▶ **WHAT NEEDS TO BE DONE**
Below are some records; repeat them all exactly, minus the pictures.

======== INPUT ========

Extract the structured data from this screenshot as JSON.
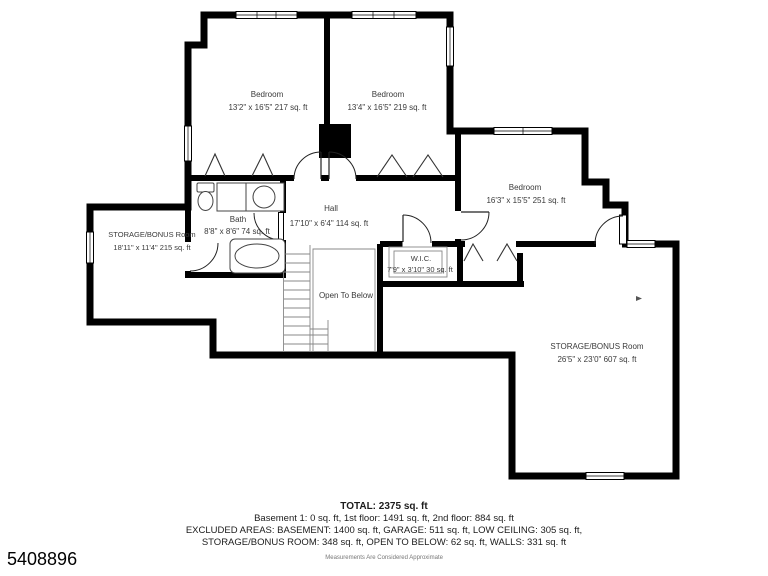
{
  "rooms": {
    "bedroom1": {
      "name": "Bedroom",
      "dims": "13'2\" x 16'5\" 217 sq. ft"
    },
    "bedroom2": {
      "name": "Bedroom",
      "dims": "13'4\" x 16'5\" 219 sq. ft"
    },
    "bedroom3": {
      "name": "Bedroom",
      "dims": "16'3\" x 15'5\" 251 sq. ft"
    },
    "bath": {
      "name": "Bath",
      "dims": "8'8\" x 8'6\" 74 sq. ft"
    },
    "hall": {
      "name": "Hall",
      "dims": "17'10\" x 6'4\" 114 sq. ft"
    },
    "wic": {
      "name": "W.I.C.",
      "dims": "7'9\" x 3'10\" 30 sq. ft"
    },
    "storage_left": {
      "name": "STORAGE/BONUS Room",
      "dims": "18'11\" x 11'4\" 215 sq. ft"
    },
    "storage_right": {
      "name": "STORAGE/BONUS Room",
      "dims": "26'5\" x 23'0\" 607 sq. ft"
    },
    "open_to_below": {
      "name": "Open To Below"
    }
  },
  "summary": {
    "total": "TOTAL: 2375 sq. ft",
    "floors": "Basement 1: 0 sq. ft, 1st floor: 1491 sq. ft, 2nd floor: 884 sq. ft",
    "excluded_line1": "EXCLUDED AREAS: BASEMENT: 1400 sq. ft, GARAGE: 511 sq. ft, LOW CEILING: 305 sq. ft,",
    "excluded_line2": "STORAGE/BONUS ROOM: 348 sq. ft, OPEN TO BELOW: 62 sq. ft, WALLS: 331 sq. ft"
  },
  "footer": {
    "listing_id": "5408896",
    "disclaimer": "Measurements Are Considered Approximate"
  }
}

========

▶ **COMPLETED TASK**
Extract the structured data from this screenshot as JSON.
{
  "rooms": {
    "bedroom1": {
      "name": "Bedroom",
      "dims": "13'2\" x 16'5\" 217 sq. ft"
    },
    "bedroom2": {
      "name": "Bedroom",
      "dims": "13'4\" x 16'5\" 219 sq. ft"
    },
    "bedroom3": {
      "name": "Bedroom",
      "dims": "16'3\" x 15'5\" 251 sq. ft"
    },
    "bath": {
      "name": "Bath",
      "dims": "8'8\" x 8'6\" 74 sq. ft"
    },
    "hall": {
      "name": "Hall",
      "dims": "17'10\" x 6'4\" 114 sq. ft"
    },
    "wic": {
      "name": "W.I.C.",
      "dims": "7'9\" x 3'10\" 30 sq. ft"
    },
    "storage_left": {
      "name": "STORAGE/BONUS Room",
      "dims": "18'11\" x 11'4\" 215 sq. ft"
    },
    "storage_right": {
      "name": "STORAGE/BONUS Room",
      "dims": "26'5\" x 23'0\" 607 sq. ft"
    },
    "open_to_below": {
      "name": "Open To Below"
    }
  },
  "summary": {
    "total": "TOTAL: 2375 sq. ft",
    "floors": "Basement 1: 0 sq. ft, 1st floor: 1491 sq. ft, 2nd floor: 884 sq. ft",
    "excluded_line1": "EXCLUDED AREAS: BASEMENT: 1400 sq. ft, GARAGE: 511 sq. ft, LOW CEILING: 305 sq. ft,",
    "excluded_line2": "STORAGE/BONUS ROOM: 348 sq. ft, OPEN TO BELOW: 62 sq. ft, WALLS: 331 sq. ft"
  },
  "footer": {
    "listing_id": "5408896",
    "disclaimer": "Measurements Are Considered Approximate"
  }
}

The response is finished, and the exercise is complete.